======== TEXT

Reviews and Comments on Paper 60

Paper information

Paper #60: Sonia Vázquez, Zornitsa Kozareva and Andrés Montoyo. Textual Entailment beyond Semantic Similarity Information

Abstract: The variability of semantic expression is a special characteristic of natural language. This variability is challenging for many natural language processing applications that try to infer the same meaning from different text variants. In order to treat this problem a generic task has been proposed: Textual Entailment Recognition. In this paper, we present a new Textual Entailment approach based on Latent Semantic Indexing (LSI) and the cosine measure. This proposed approach extracts semantic knowledge from different corpora and resources. Our main purpose is to study how the acquired information can be combined with an already developed and tested Machine Learning Entailment system (MLEnt). The experiments show that the combination of MLEnt, LSI and cosine measure improves the results of the initial approach.
(file)

Summary of received reviews and comments

Reviews superseded by other reviews are shown in the grey color in the table.

	confidence	score
Review 1	4	2

Review 2	3	2
Review 3	2	2

Reviews and Comments

Review 1

PC member:
Reviewer:
Overall rating:	2 (accept: I will argue for this paper)

================
======== DATA SHOWN

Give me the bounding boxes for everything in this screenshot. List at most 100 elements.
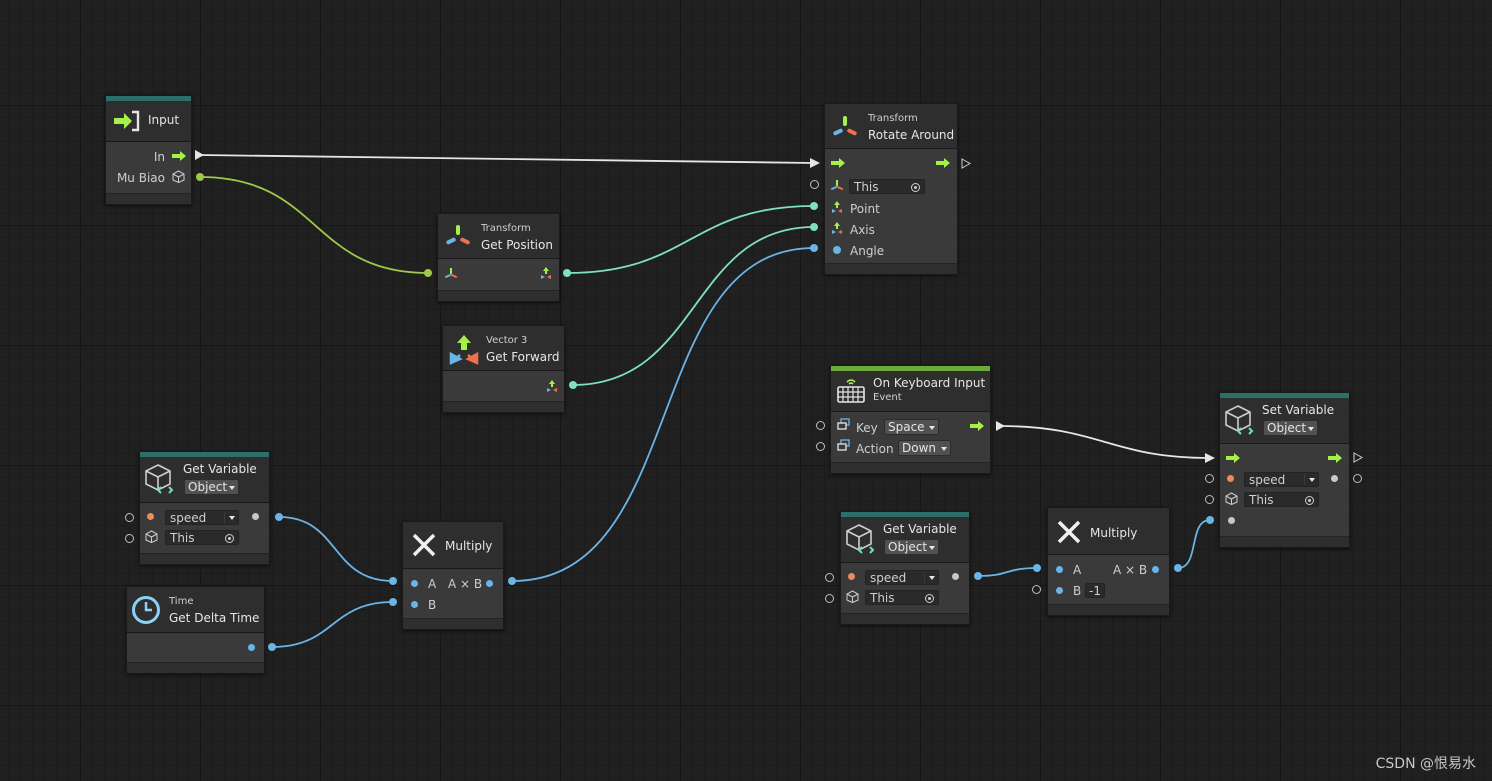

================

* **PARTS OF THE EXERCISE**:
1: According to the review page, which two components are combined with the MLEnt system?
2: From the review page, reproduce the passage word for word, beginning at the words "Abstract: The variability" and stopping after "the initial approach.".

* **TASK-BY-TASK OUTPUTS**:
1: Latent Semantic Indexing (LSI) and the cosine measure.

2:
Abstract: The variability of semantic expression is a special characteristic of natural language. This variability is challenging for many natural language processing applications that try to infer the same meaning from different text variants. In order to treat this problem a generic task has been proposed: Textual Entailment Recognition. In this paper, we present a new Textual Entailment approach based on Latent Semantic Indexing (LSI) and the cosine measure. This proposed approach extracts semantic knowledge from different corpora and resources. Our main purpose is to study how the acquired information can be combined with an already developed and tested Machine Learning Entailment system (MLEnt). The experiments show that the combination of MLEnt, LSI and cosine measure improves the results of the initial approach.